(Dataset rows about figures)
:::::
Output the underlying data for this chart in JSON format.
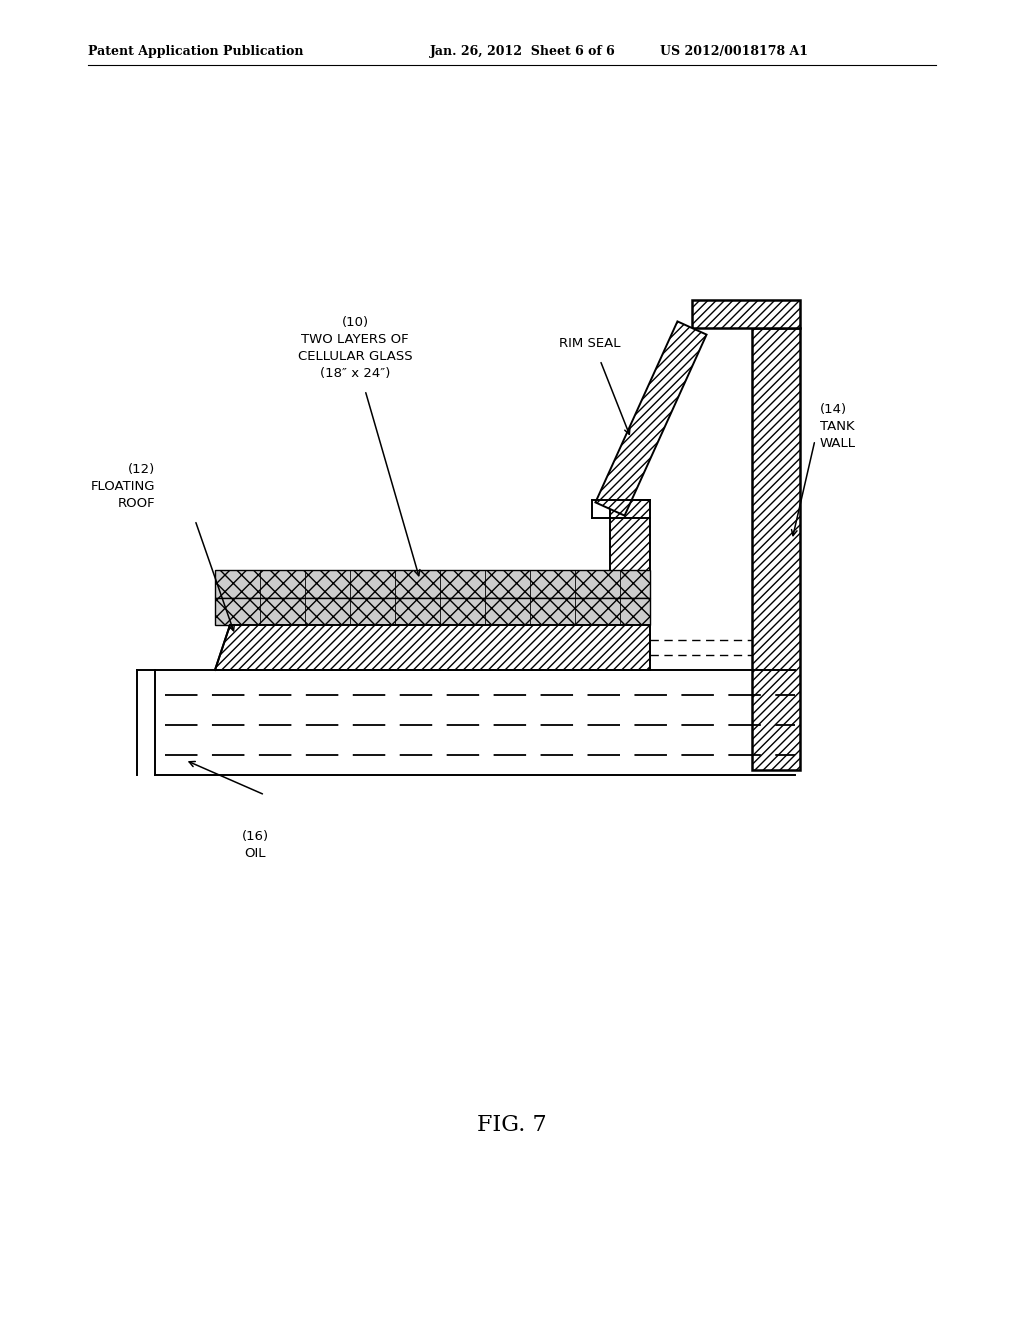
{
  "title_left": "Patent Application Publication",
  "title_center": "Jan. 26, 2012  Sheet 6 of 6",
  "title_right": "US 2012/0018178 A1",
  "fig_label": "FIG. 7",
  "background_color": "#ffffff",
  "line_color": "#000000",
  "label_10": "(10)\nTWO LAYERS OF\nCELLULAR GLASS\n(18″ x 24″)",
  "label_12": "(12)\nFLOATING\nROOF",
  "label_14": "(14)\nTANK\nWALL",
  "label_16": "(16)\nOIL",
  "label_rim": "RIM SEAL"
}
:::::
Exercise goal
Write out every line above exactly as it is, leaving out the pictures.

Task response
Output the underlying data for this chart in JSON format.
{
  "title_left": "Patent Application Publication",
  "title_center": "Jan. 26, 2012  Sheet 6 of 6",
  "title_right": "US 2012/0018178 A1",
  "fig_label": "FIG. 7",
  "background_color": "#ffffff",
  "line_color": "#000000",
  "label_10": "(10)\nTWO LAYERS OF\nCELLULAR GLASS\n(18″ x 24″)",
  "label_12": "(12)\nFLOATING\nROOF",
  "label_14": "(14)\nTANK\nWALL",
  "label_16": "(16)\nOIL",
  "label_rim": "RIM SEAL"
}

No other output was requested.